Stored entries:
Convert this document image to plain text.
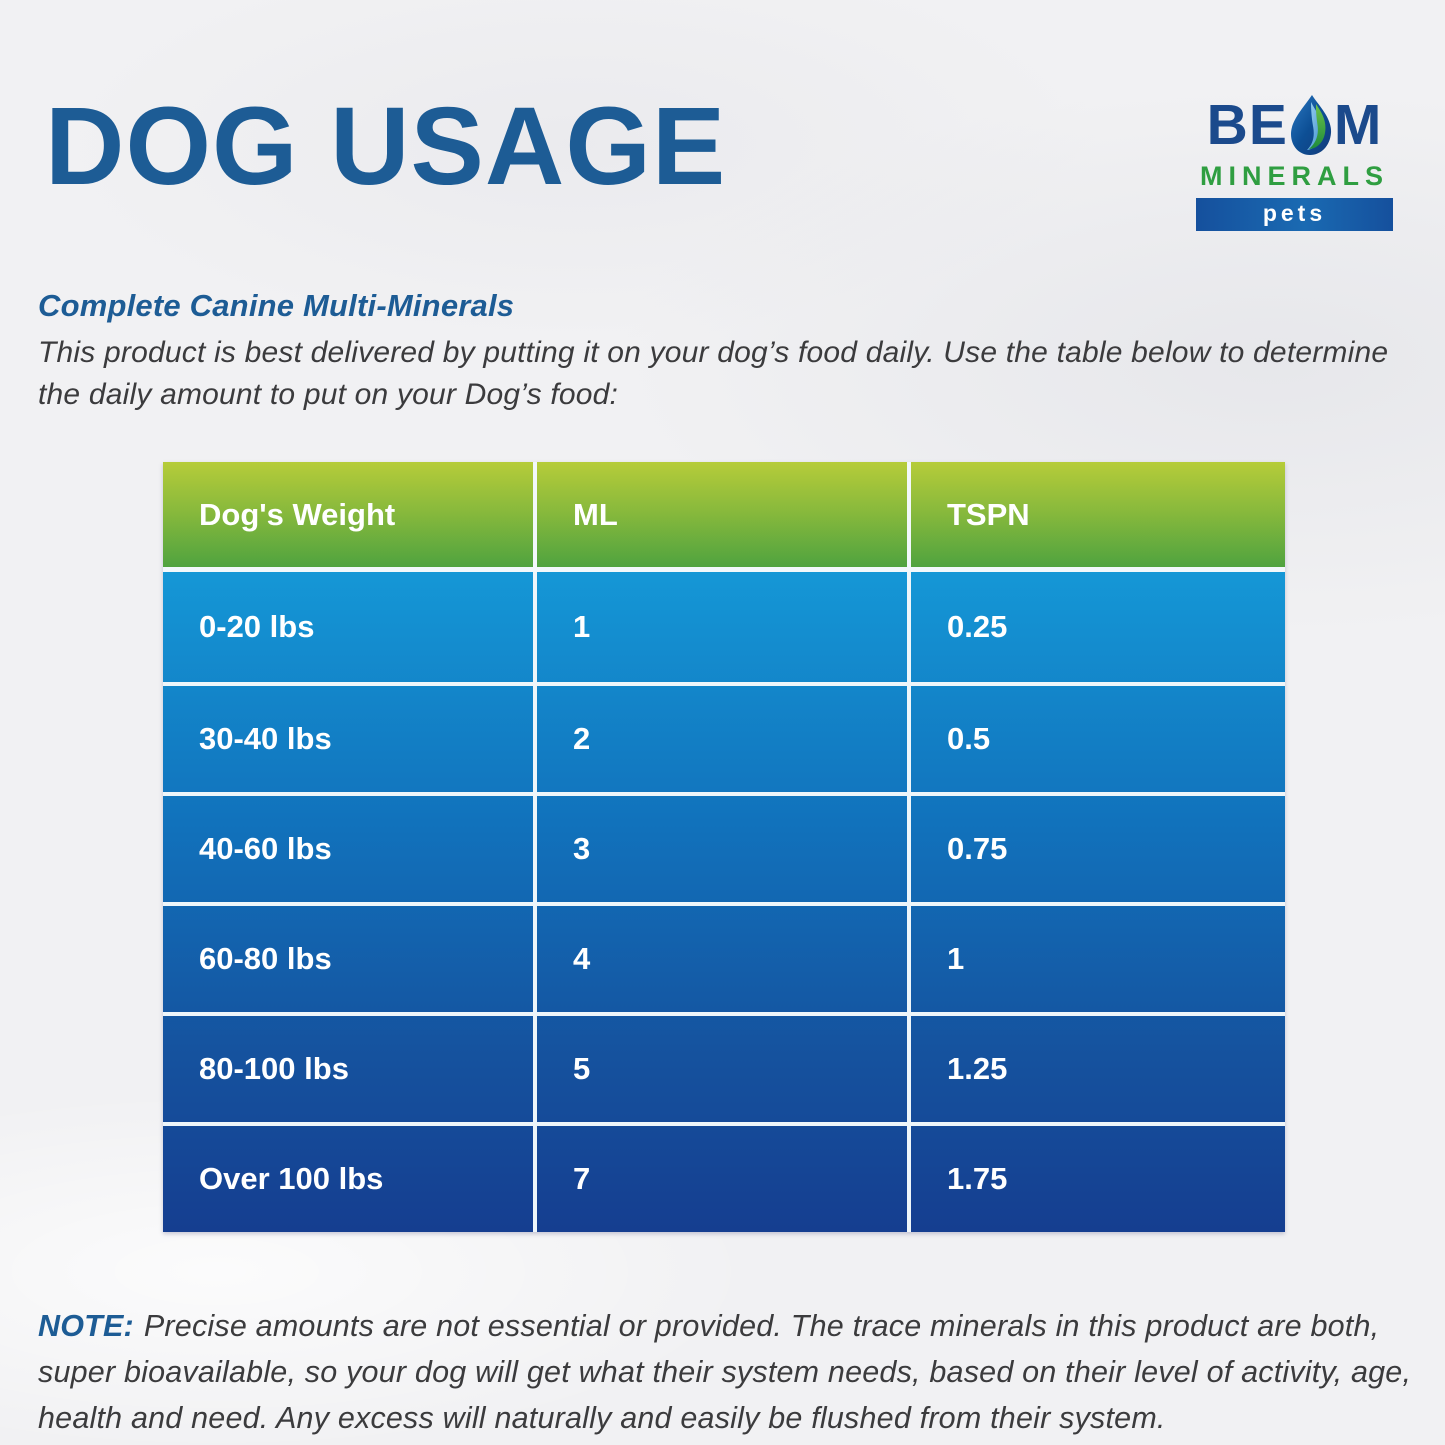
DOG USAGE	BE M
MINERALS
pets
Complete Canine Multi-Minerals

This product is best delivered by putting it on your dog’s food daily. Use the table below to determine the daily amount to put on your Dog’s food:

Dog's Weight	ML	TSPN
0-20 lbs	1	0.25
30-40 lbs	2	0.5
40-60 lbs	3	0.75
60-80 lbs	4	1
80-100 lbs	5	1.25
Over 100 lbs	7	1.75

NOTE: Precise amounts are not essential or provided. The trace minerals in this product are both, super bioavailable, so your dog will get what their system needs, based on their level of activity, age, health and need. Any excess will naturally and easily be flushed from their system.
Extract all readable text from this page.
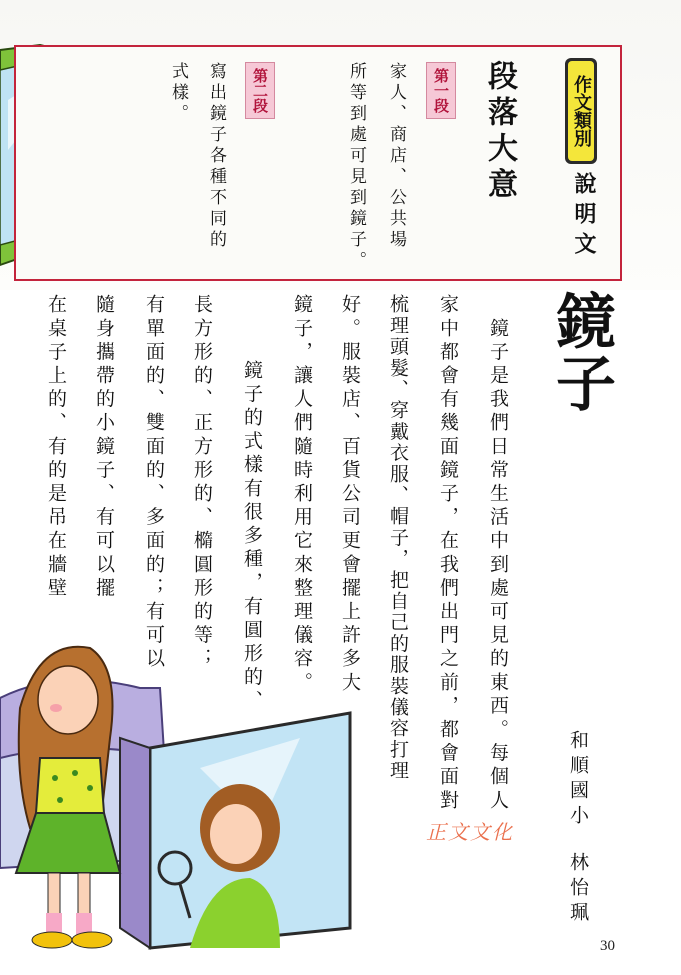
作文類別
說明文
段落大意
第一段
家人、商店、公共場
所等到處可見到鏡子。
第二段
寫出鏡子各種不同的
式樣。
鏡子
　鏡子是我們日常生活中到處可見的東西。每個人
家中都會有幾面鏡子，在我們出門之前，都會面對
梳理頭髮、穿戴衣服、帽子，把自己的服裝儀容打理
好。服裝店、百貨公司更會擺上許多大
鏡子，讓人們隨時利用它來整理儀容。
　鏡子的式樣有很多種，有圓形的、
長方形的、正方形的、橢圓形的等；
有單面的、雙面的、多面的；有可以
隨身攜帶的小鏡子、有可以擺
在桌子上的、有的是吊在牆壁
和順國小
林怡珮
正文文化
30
==
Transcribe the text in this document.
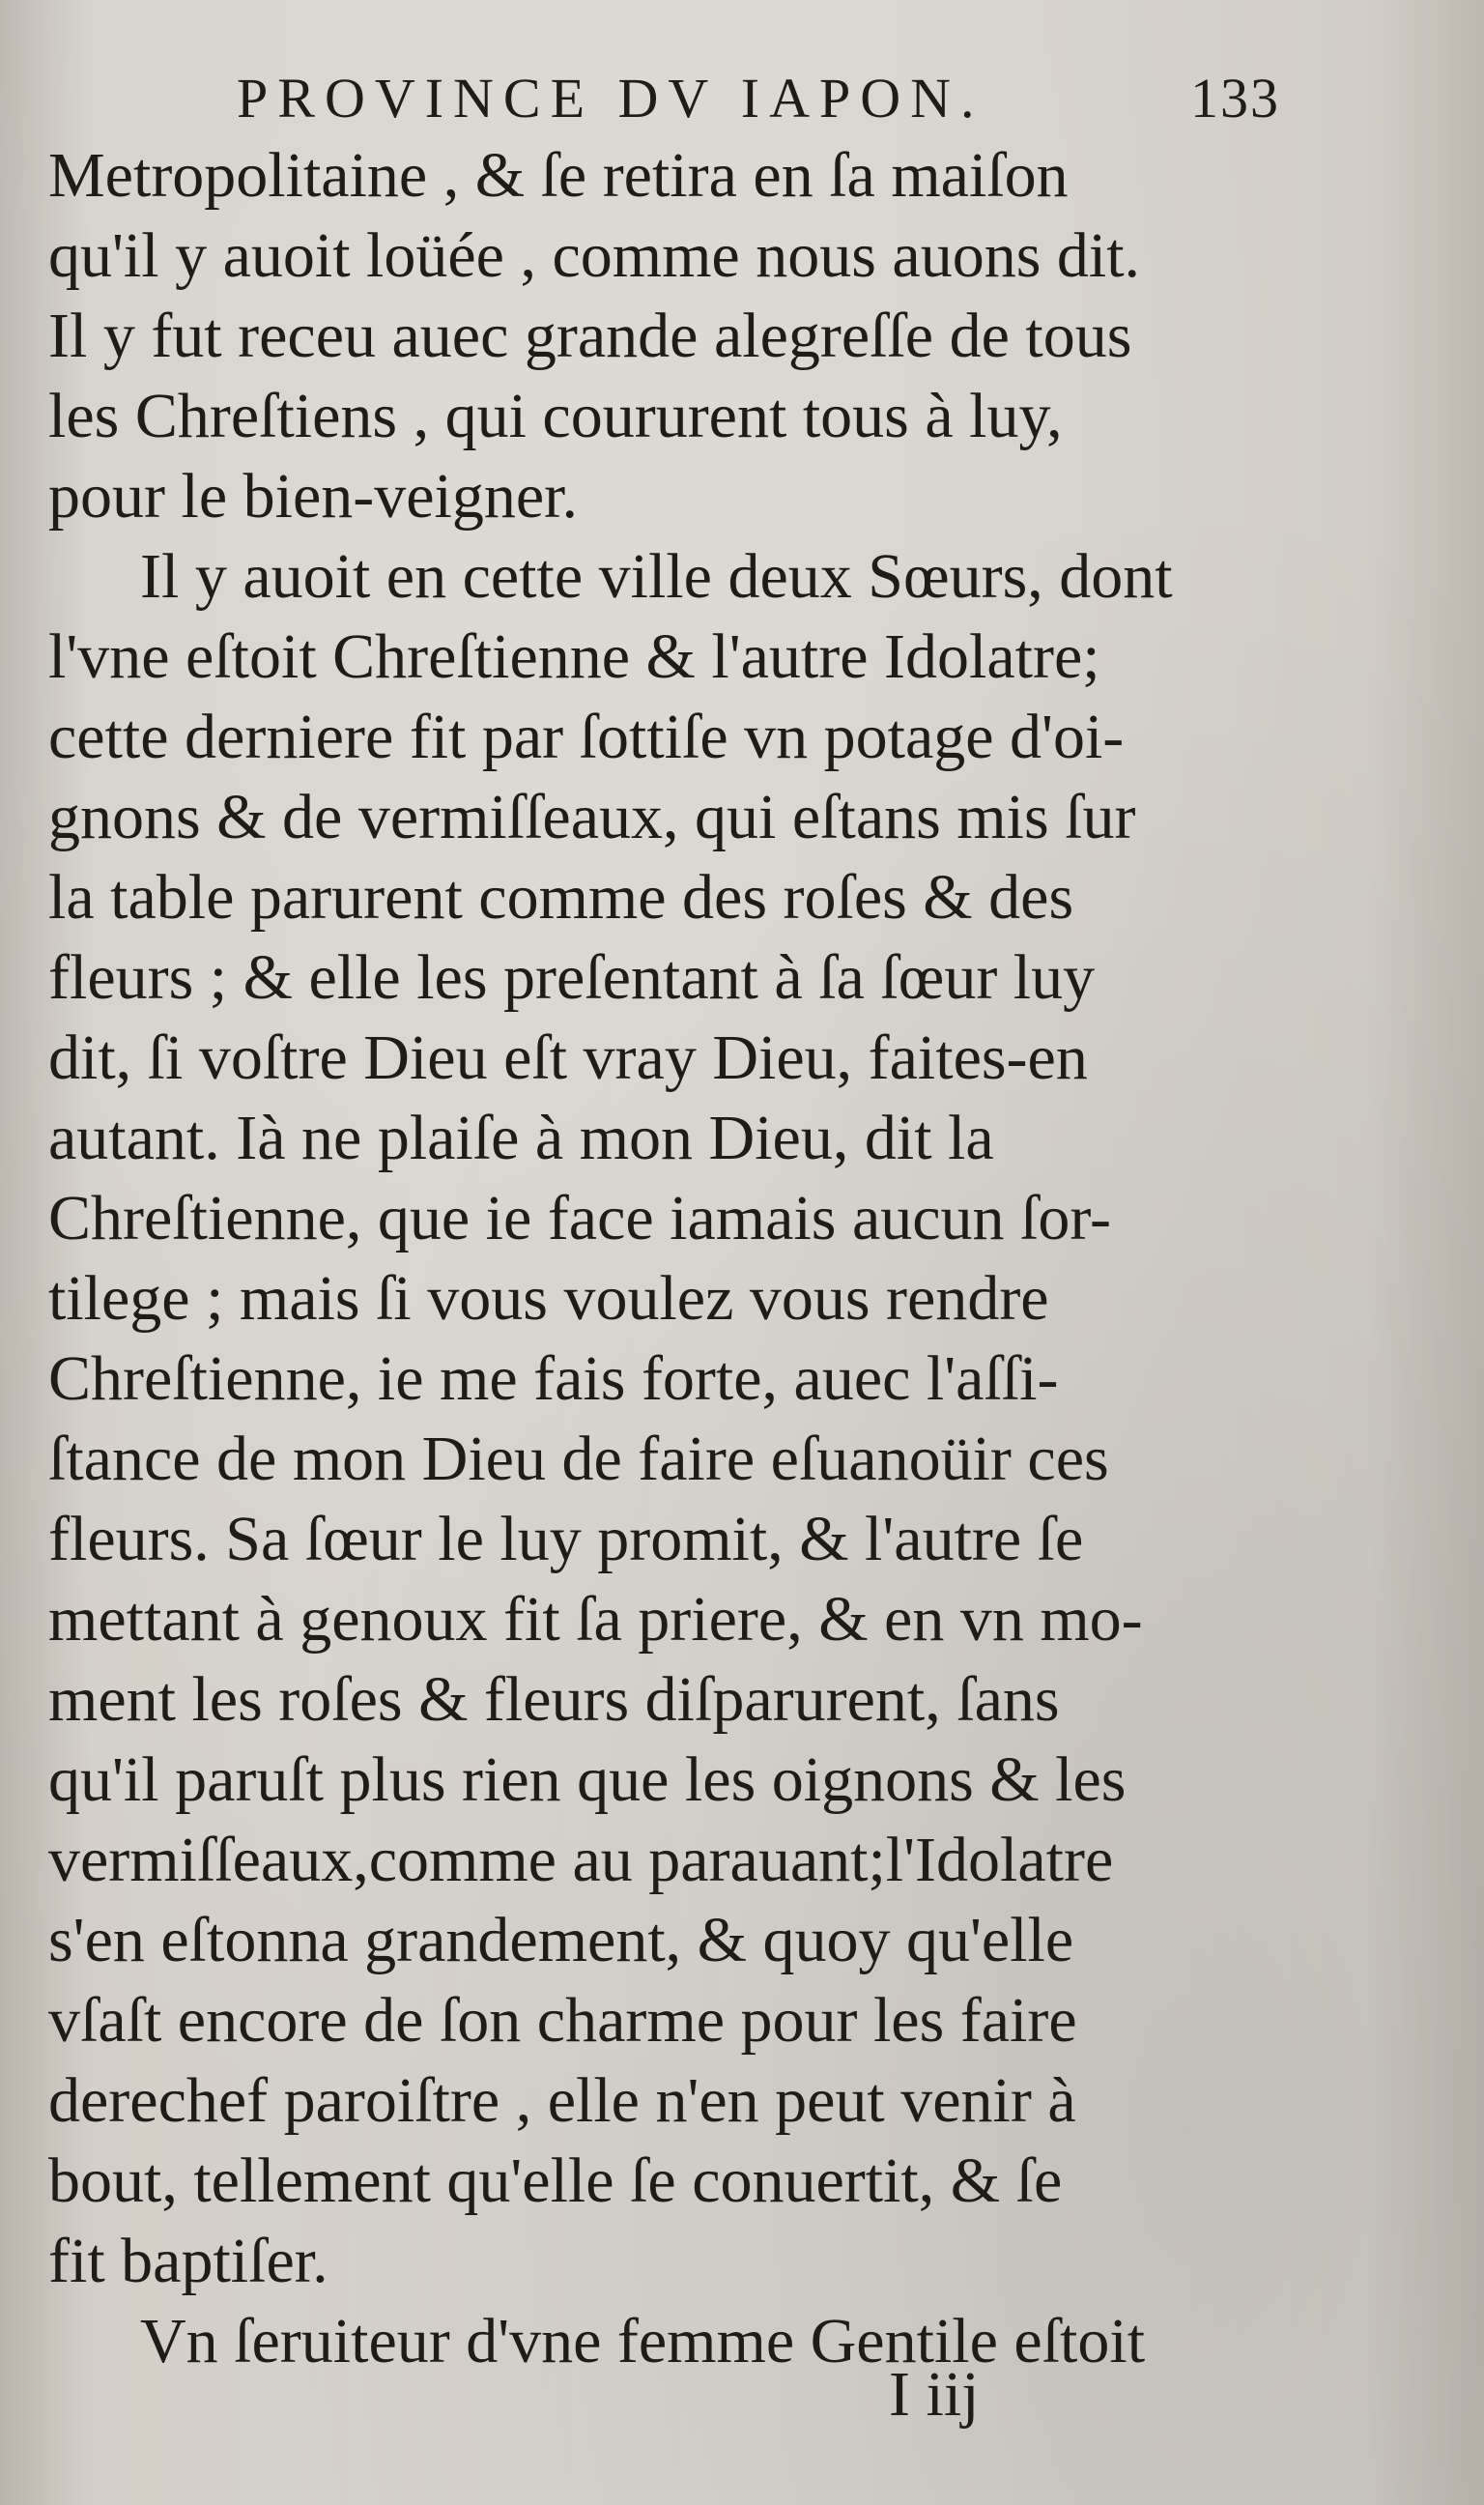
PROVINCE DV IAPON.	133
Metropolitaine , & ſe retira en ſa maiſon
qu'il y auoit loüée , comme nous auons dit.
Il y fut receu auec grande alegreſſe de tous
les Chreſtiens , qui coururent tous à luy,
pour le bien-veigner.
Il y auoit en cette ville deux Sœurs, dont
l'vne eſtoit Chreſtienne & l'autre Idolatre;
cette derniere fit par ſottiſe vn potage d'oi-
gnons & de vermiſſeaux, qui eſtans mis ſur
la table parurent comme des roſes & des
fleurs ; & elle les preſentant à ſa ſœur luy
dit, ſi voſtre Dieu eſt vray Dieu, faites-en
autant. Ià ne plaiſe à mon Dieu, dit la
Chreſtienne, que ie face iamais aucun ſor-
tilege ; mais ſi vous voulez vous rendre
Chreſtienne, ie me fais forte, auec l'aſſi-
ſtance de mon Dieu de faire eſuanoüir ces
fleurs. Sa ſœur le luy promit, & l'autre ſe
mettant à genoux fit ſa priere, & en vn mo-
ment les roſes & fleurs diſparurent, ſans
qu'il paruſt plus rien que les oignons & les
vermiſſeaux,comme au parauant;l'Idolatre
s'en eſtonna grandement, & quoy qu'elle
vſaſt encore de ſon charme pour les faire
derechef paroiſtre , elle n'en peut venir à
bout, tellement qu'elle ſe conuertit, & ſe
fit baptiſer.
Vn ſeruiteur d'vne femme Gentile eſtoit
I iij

→ Given problem:
Look through the data above. Find each line with the string "ſœur" and copy it.

→ Answer to the problem:
fleurs ; & elle les preſentant à ſa ſœur luy
fleurs. Sa ſœur le luy promit, & l'autre ſe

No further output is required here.